*What you are asked to do*. Your task is to extract every entry that follows word for word while excluding the pictures.

(Collection entries)
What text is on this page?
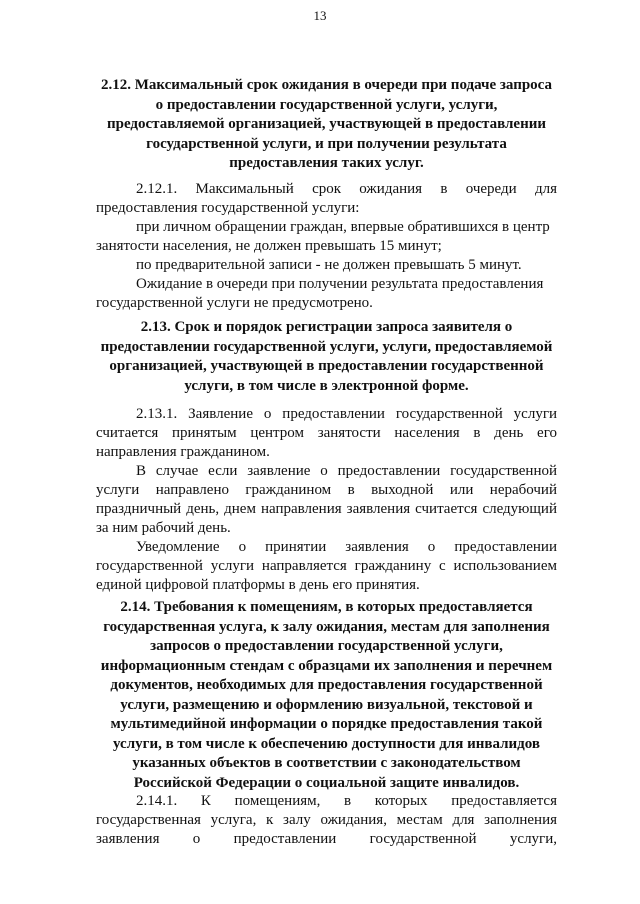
13
2.12. Максимальный срок ожидания в очереди при подаче запроса
о предоставлении государственной услуги, услуги,
предоставляемой организацией, участвующей в предоставлении
государственной услуги, и при получении результата
предоставления таких услуг.
2.12.1. Максимальный срок ожидания в очереди для
предоставления государственной услуги:
при личном обращении граждан, впервые обратившихся в центр
занятости населения, не должен превышать 15 минут;
по предварительной записи - не должен превышать 5 минут.
Ожидание в очереди при получении результата предоставления
государственной услуги не предусмотрено.
2.13. Срок и порядок регистрации запроса заявителя о
предоставлении государственной услуги, услуги, предоставляемой
организацией, участвующей в предоставлении государственной
услуги, в том числе в электронной форме.
2.13.1. Заявление о предоставлении государственной услуги
считается принятым центром занятости населения в день его
направления гражданином.
В случае если заявление о предоставлении государственной
услуги направлено гражданином в выходной или нерабочий
праздничный день, днем направления заявления считается следующий
за ним рабочий день.
Уведомление о принятии заявления о предоставлении
государственной услуги направляется гражданину с использованием
единой цифровой платформы в день его принятия.
2.14. Требования к помещениям, в которых предоставляется
государственная услуга, к залу ожидания, местам для заполнения
запросов о предоставлении государственной услуги,
информационным стендам с образцами их заполнения и перечнем
документов, необходимых для предоставления государственной
услуги, размещению и оформлению визуальной, текстовой и
мультимедийной информации о порядке предоставления такой
услуги, в том числе к обеспечению доступности для инвалидов
указанных объектов в соответствии с законодательством
Российской Федерации о социальной защите инвалидов.
2.14.1. К помещениям, в которых предоставляется
государственная услуга, к залу ожидания, местам для заполнения
заявления о предоставлении государственной услуги,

*Reply*.
What text is on this page?
13
2.12. Максимальный срок ожидания в очереди при подаче запроса
о предоставлении государственной услуги, услуги,
предоставляемой организацией, участвующей в предоставлении
государственной услуги, и при получении результата
предоставления таких услуг.
2.12.1. Максимальный срок ожидания в очереди для
предоставления государственной услуги:
при личном обращении граждан, впервые обратившихся в центр
занятости населения, не должен превышать 15 минут;
по предварительной записи - не должен превышать 5 минут.
Ожидание в очереди при получении результата предоставления
государственной услуги не предусмотрено.
2.13. Срок и порядок регистрации запроса заявителя о
предоставлении государственной услуги, услуги, предоставляемой
организацией, участвующей в предоставлении государственной
услуги, в том числе в электронной форме.
2.13.1. Заявление о предоставлении государственной услуги
считается принятым центром занятости населения в день его
направления гражданином.
В случае если заявление о предоставлении государственной
услуги направлено гражданином в выходной или нерабочий
праздничный день, днем направления заявления считается следующий
за ним рабочий день.
Уведомление о принятии заявления о предоставлении
государственной услуги направляется гражданину с использованием
единой цифровой платформы в день его принятия.
2.14. Требования к помещениям, в которых предоставляется
государственная услуга, к залу ожидания, местам для заполнения
запросов о предоставлении государственной услуги,
информационным стендам с образцами их заполнения и перечнем
документов, необходимых для предоставления государственной
услуги, размещению и оформлению визуальной, текстовой и
мультимедийной информации о порядке предоставления такой
услуги, в том числе к обеспечению доступности для инвалидов
указанных объектов в соответствии с законодательством
Российской Федерации о социальной защите инвалидов.
2.14.1. К помещениям, в которых предоставляется
государственная услуга, к залу ожидания, местам для заполнения
заявления о предоставлении государственной услуги,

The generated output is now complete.